### Short exercise:
Report how many lines in the listing below include the word "Prije". Write nothing besides the number.

### Source data:

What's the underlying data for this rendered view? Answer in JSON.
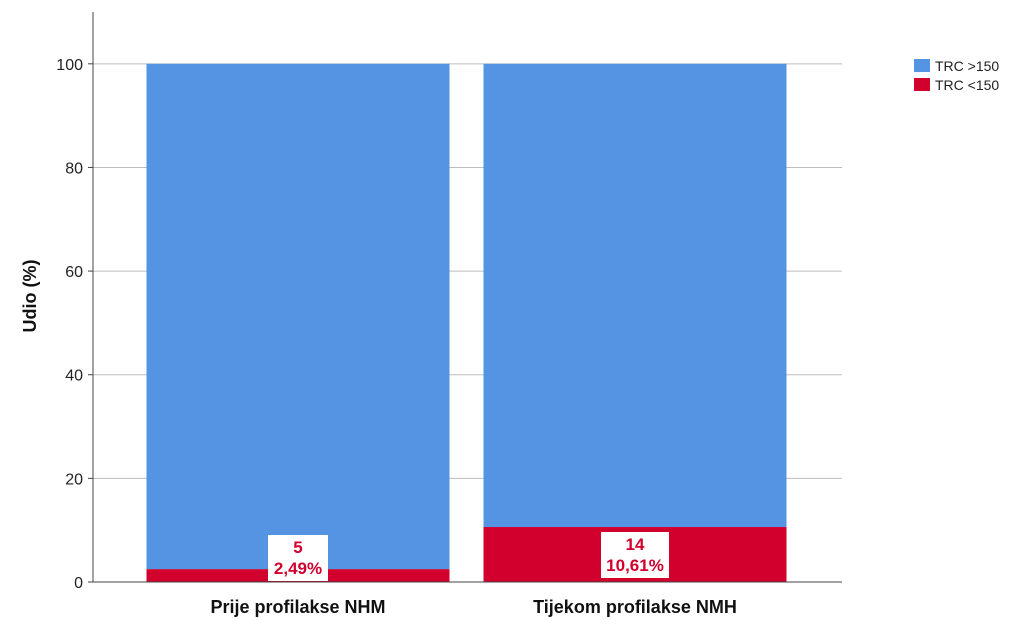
{
  "chart_data": {
    "type": "bar",
    "stacked": true,
    "categories": [
      "Prije profilakse NHM",
      "Tijekom profilakse NMH"
    ],
    "series": [
      {
        "name": "TRC >150",
        "color": "#5594E2",
        "values": [
          97.51,
          89.39
        ]
      },
      {
        "name": "TRC <150",
        "color": "#D1002D",
        "values": [
          2.49,
          10.61
        ]
      }
    ],
    "data_labels": [
      {
        "series": "TRC <150",
        "category": "Prije profilakse NHM",
        "count": "5",
        "percent": "2,49%"
      },
      {
        "series": "TRC <150",
        "category": "Tijekom profilakse NMH",
        "count": "14",
        "percent": "10,61%"
      }
    ],
    "title": "",
    "xlabel": "",
    "ylabel": "Udio (%)",
    "ylim": [
      0,
      110
    ],
    "yticks": [
      0,
      20,
      40,
      60,
      80,
      100
    ],
    "grid": true,
    "legend_position": "top-right",
    "label_color": "#D1002D"
  }
}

### Reply to the task:
2